## DESCRIPTION OF THE TASK
Could you write out the records below exactly as they appear, leaving out any pictures?

## RECORD SET
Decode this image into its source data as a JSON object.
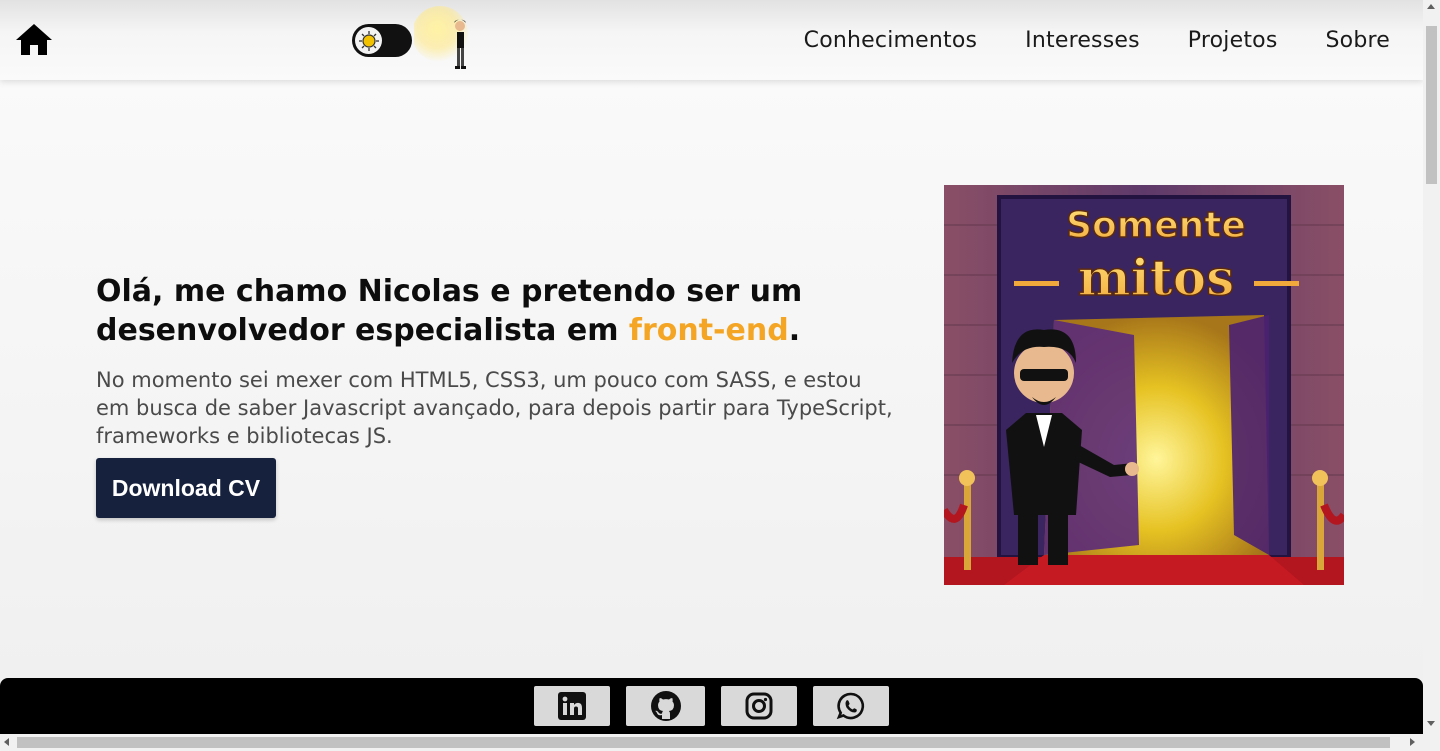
{
  "header": {
    "nav": [
      {
        "label": "Conhecimentos"
      },
      {
        "label": "Interesses"
      },
      {
        "label": "Projetos"
      },
      {
        "label": "Sobre"
      }
    ],
    "icons": {
      "home": "home-icon",
      "theme": "sun-icon"
    }
  },
  "hero": {
    "title_part1": "Olá, me chamo Nicolas e pretendo ser um desenvolvedor especialista em ",
    "title_accent": "front-end",
    "title_end": ".",
    "description": "No momento sei mexer com HTML5, CSS3, um pouco com SASS, e estou em busca de saber Javascript avançado, para depois partir para TypeScript, frameworks e bibliotecas JS.",
    "download_label": "Download CV",
    "image_text_line1": "Somente",
    "image_text_line2": "mitos"
  },
  "footer": {
    "social": [
      {
        "icon": "linkedin-icon"
      },
      {
        "icon": "github-icon"
      },
      {
        "icon": "instagram-icon"
      },
      {
        "icon": "whatsapp-icon"
      }
    ]
  },
  "colors": {
    "accent": "#f5a524",
    "button": "#16213e",
    "footer": "#000000"
  }
}
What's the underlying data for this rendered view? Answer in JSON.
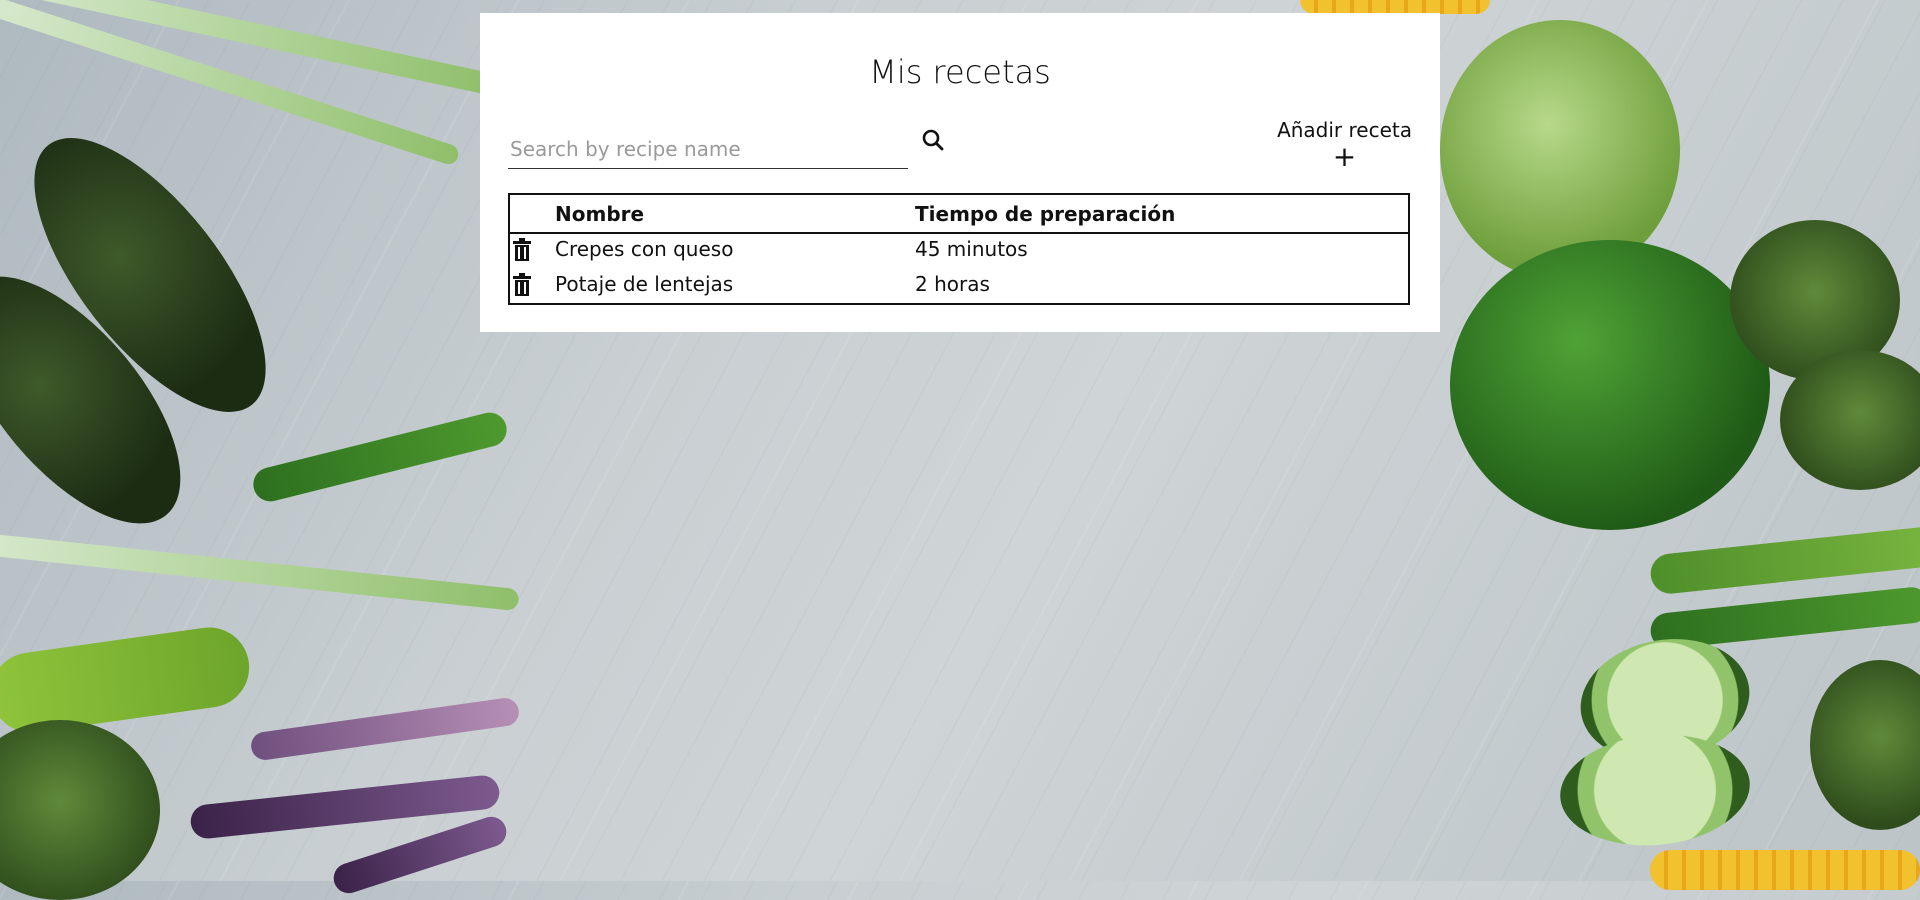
{
  "page": {
    "title": "Mis recetas"
  },
  "search": {
    "placeholder": "Search by recipe name"
  },
  "icons": {
    "search": "search-icon",
    "trash": "trash-icon",
    "add": "plus-icon"
  },
  "add_button": {
    "label": "Añadir receta",
    "plus": "+"
  },
  "table": {
    "headers": [
      "Nombre",
      "Tiempo de preparación"
    ],
    "rows": [
      {
        "name": "Crepes con queso",
        "time": "45 minutos"
      },
      {
        "name": "Potaje de lentejas",
        "time": "2 horas"
      }
    ]
  }
}
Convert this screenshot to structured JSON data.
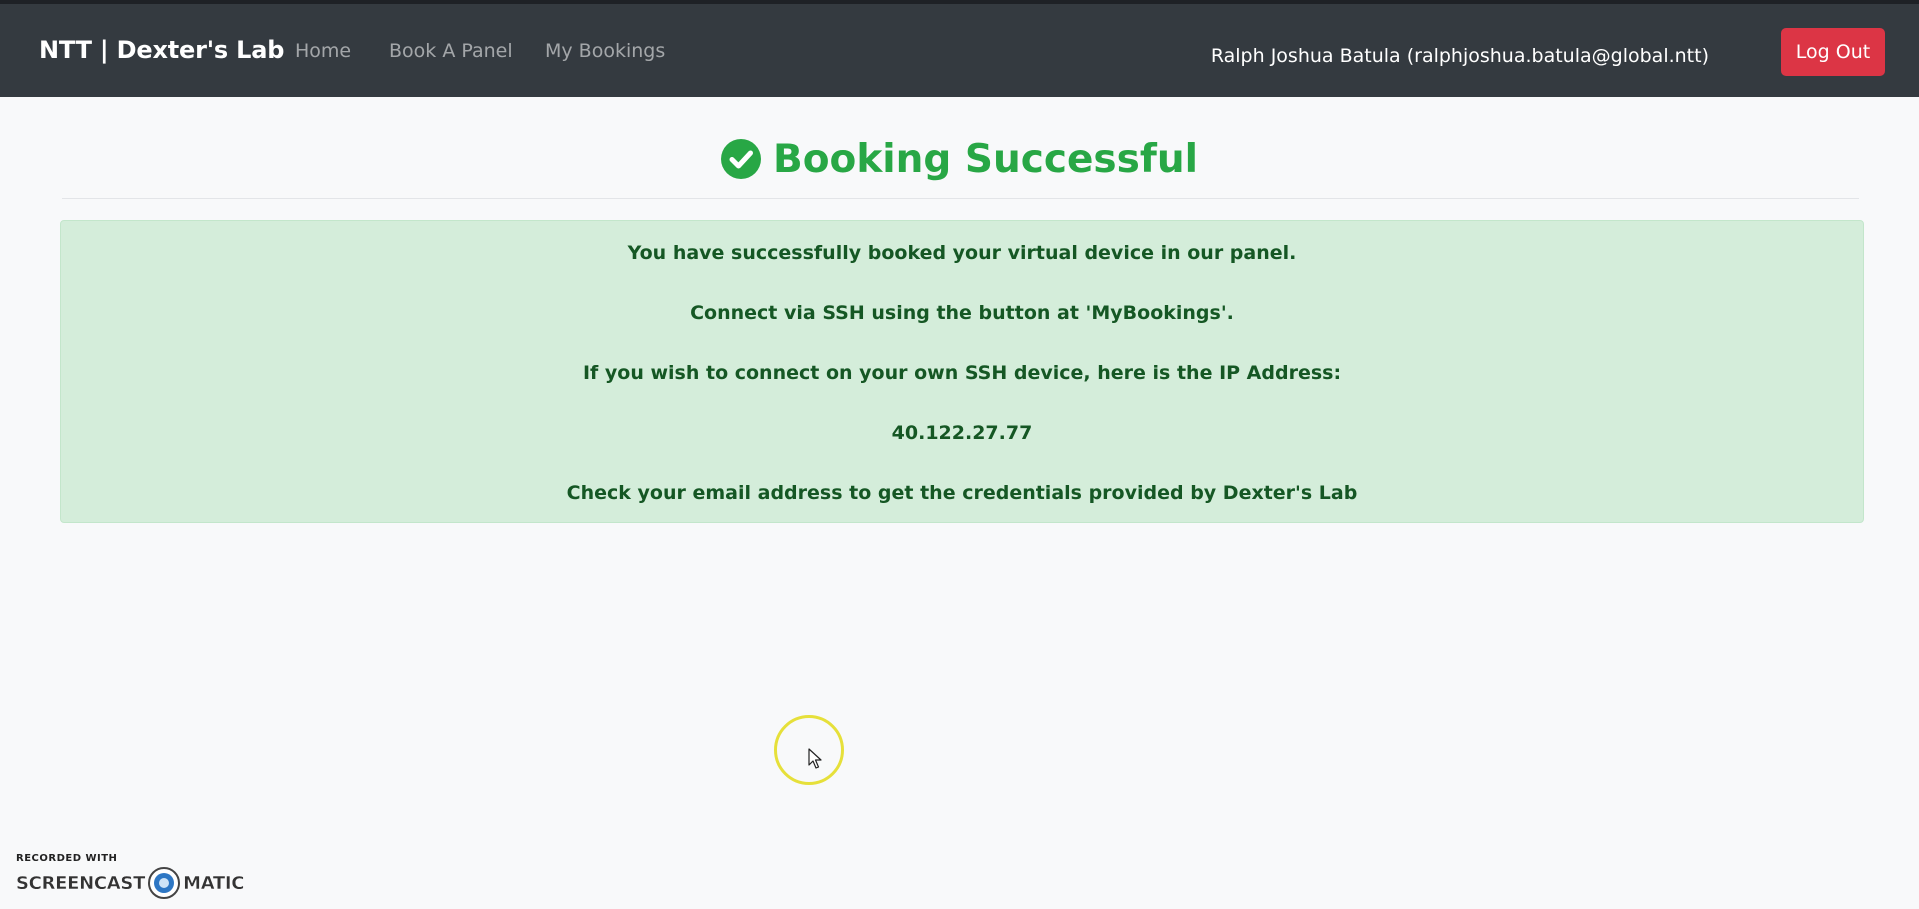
{
  "navbar": {
    "brand": "NTT | Dexter's Lab",
    "links": [
      "Home",
      "Book A Panel",
      "My Bookings"
    ],
    "user": "Ralph Joshua Batula (ralphjoshua.batula@global.ntt)",
    "logout_label": "Log Out"
  },
  "main": {
    "title": "Booking Successful",
    "title_icon": "check-circle-icon",
    "alert_lines": [
      "You have successfully booked your virtual device in our panel.",
      "Connect via SSH using the button at 'MyBookings'.",
      "If you wish to connect on your own SSH device, here is the IP Address:",
      "40.122.27.77",
      "Check your email address to get the credentials provided by Dexter's Lab"
    ]
  },
  "watermark": {
    "top": "RECORDED WITH",
    "left": "SCREENCAST",
    "right": "MATIC"
  },
  "colors": {
    "navbar": "#343a40",
    "success": "#28a745",
    "danger": "#dc3545",
    "alert_bg": "#d4edda",
    "alert_text": "#155724"
  }
}
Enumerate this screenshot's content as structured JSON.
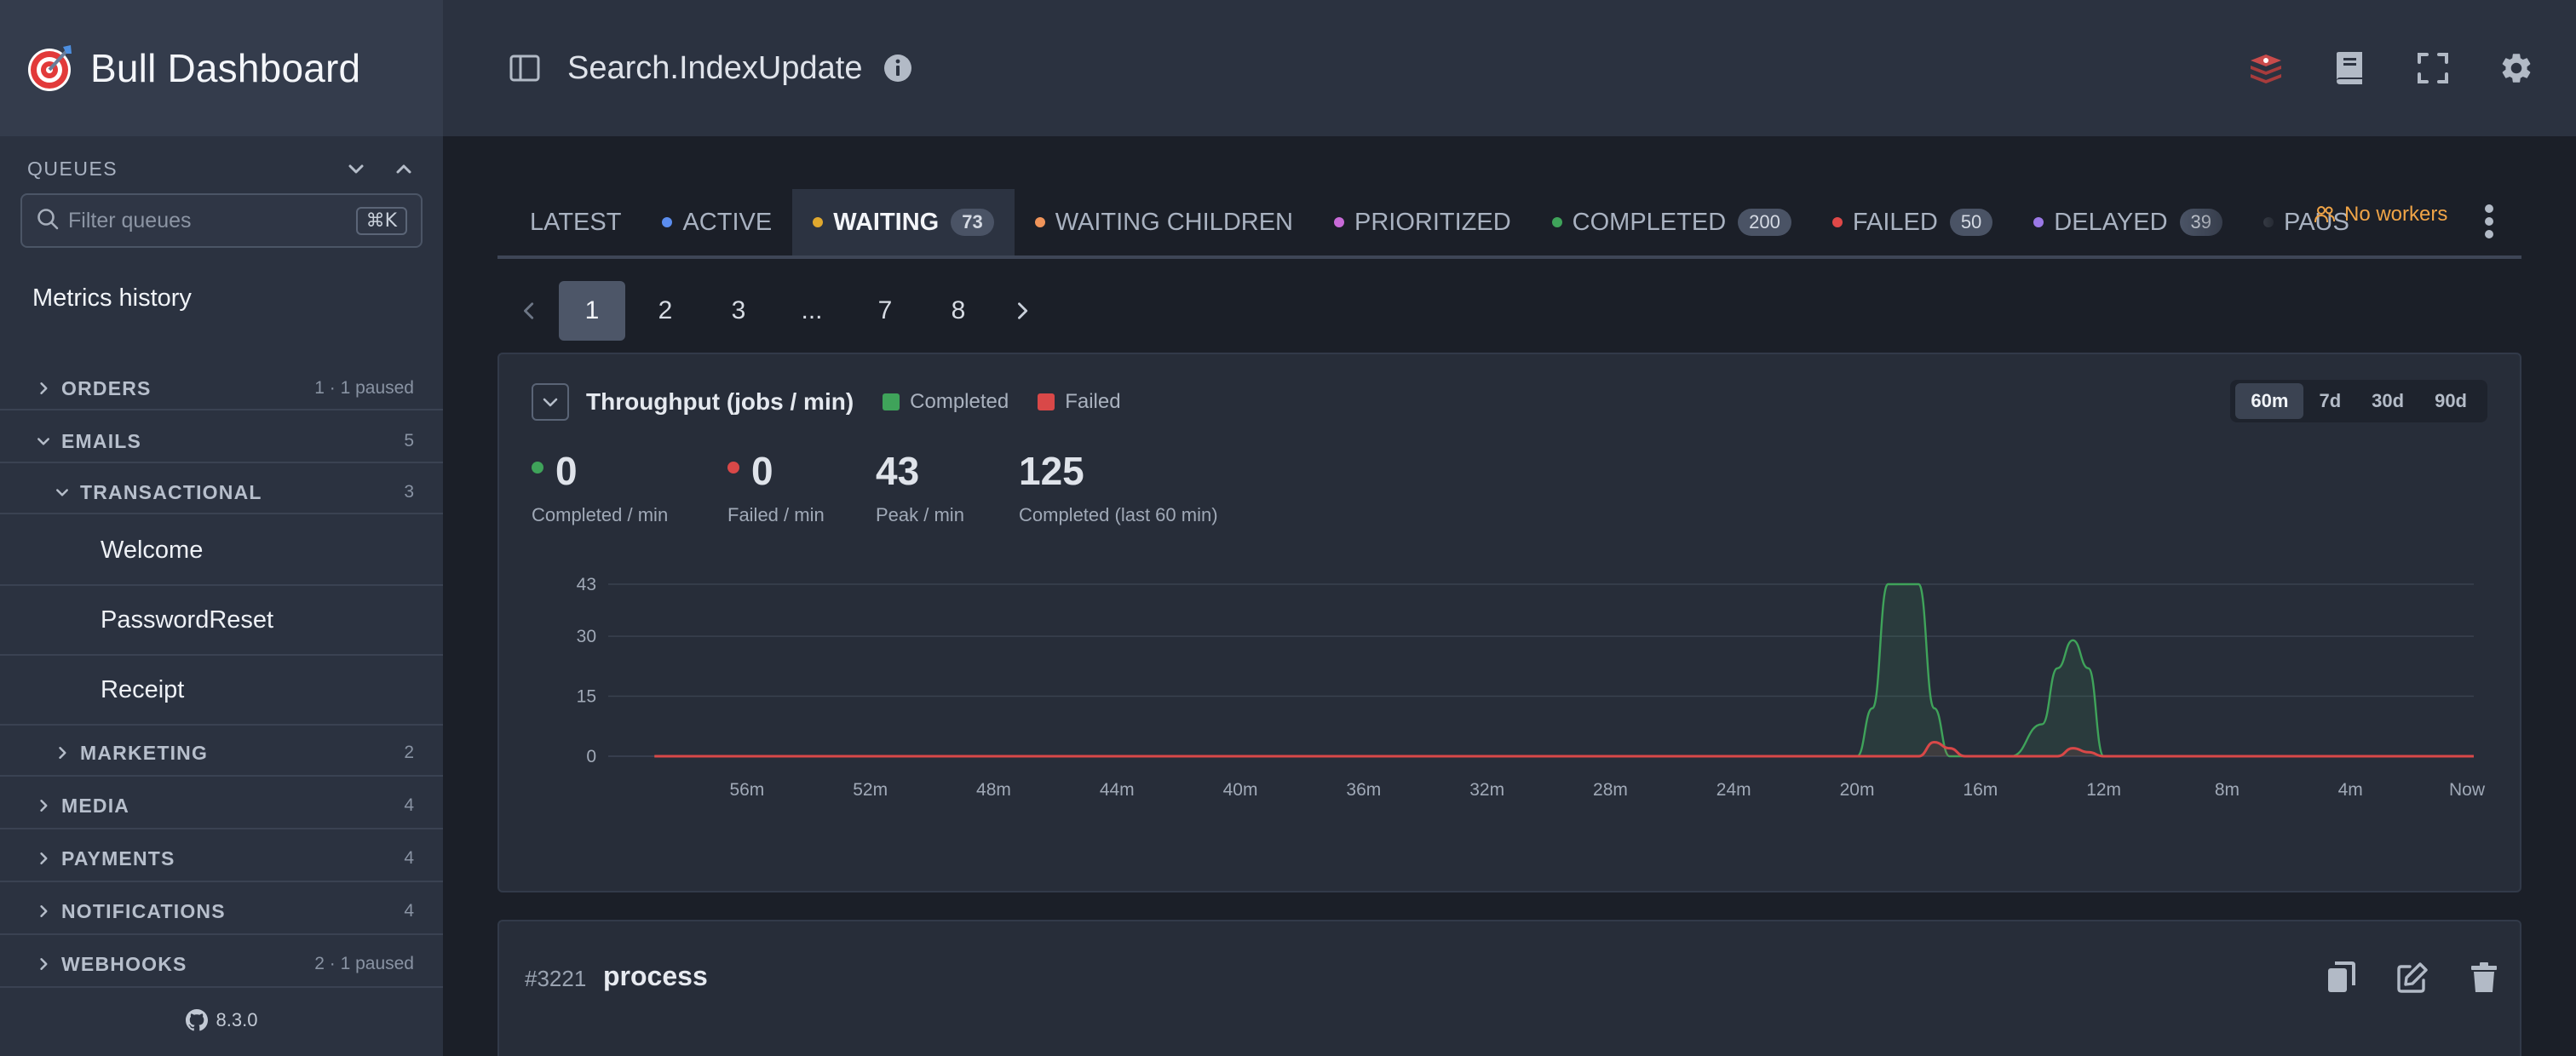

## RESULT OF THE EXERCISE
Decode this image into its source data as a JSON object.
{
  "header": {
    "nav": [
      {
        "label": "Conhecimentos"
      },
      {
        "label": "Interesses"
      },
      {
        "label": "Projetos"
      },
      {
        "label": "Sobre"
      }
    ],
    "icons": {
      "home": "home-icon",
      "theme": "sun-icon"
    }
  },
  "hero": {
    "title_part1": "Olá, me chamo Nicolas e pretendo ser um desenvolvedor especialista em ",
    "title_accent": "front-end",
    "title_end": ".",
    "description": "No momento sei mexer com HTML5, CSS3, um pouco com SASS, e estou em busca de saber Javascript avançado, para depois partir para TypeScript, frameworks e bibliotecas JS.",
    "download_label": "Download CV",
    "image_text_line1": "Somente",
    "image_text_line2": "mitos"
  },
  "footer": {
    "social": [
      {
        "icon": "linkedin-icon"
      },
      {
        "icon": "github-icon"
      },
      {
        "icon": "instagram-icon"
      },
      {
        "icon": "whatsapp-icon"
      }
    ]
  },
  "colors": {
    "accent": "#f5a524",
    "button": "#16213e",
    "footer": "#000000"
  }
}
What's the underlying data for this rendered view? Answer in JSON.
{
  "page": {
    "title": "Mis recetas"
  },
  "search": {
    "placeholder": "Search by recipe name"
  },
  "icons": {
    "search": "search-icon",
    "trash": "trash-icon",
    "add": "plus-icon"
  },
  "add_button": {
    "label": "Añadir receta",
    "plus": "+"
  },
  "table": {
    "headers": [
      "Nombre",
      "Tiempo de preparación"
    ],
    "rows": [
      {
        "name": "Crepes con queso",
        "time": "45 minutos"
      },
      {
        "name": "Potaje de lentejas",
        "time": "2 horas"
      }
    ]
  }
}
Convert this screenshot to structured JSON data.
{
  "navbar": {
    "brand": "NTT | Dexter's Lab",
    "links": [
      "Home",
      "Book A Panel",
      "My Bookings"
    ],
    "user": "Ralph Joshua Batula (ralphjoshua.batula@global.ntt)",
    "logout_label": "Log Out"
  },
  "main": {
    "title": "Booking Successful",
    "title_icon": "check-circle-icon",
    "alert_lines": [
      "You have successfully booked your virtual device in our panel.",
      "Connect via SSH using the button at 'MyBookings'.",
      "If you wish to connect on your own SSH device, here is the IP Address:",
      "40.122.27.77",
      "Check your email address to get the credentials provided by Dexter's Lab"
    ]
  },
  "watermark": {
    "top": "RECORDED WITH",
    "left": "SCREENCAST",
    "right": "MATIC"
  },
  "colors": {
    "navbar": "#343a40",
    "success": "#28a745",
    "danger": "#dc3545",
    "alert_bg": "#d4edda",
    "alert_text": "#155724"
  }
}
Enumerate this screenshot's content as structured JSON.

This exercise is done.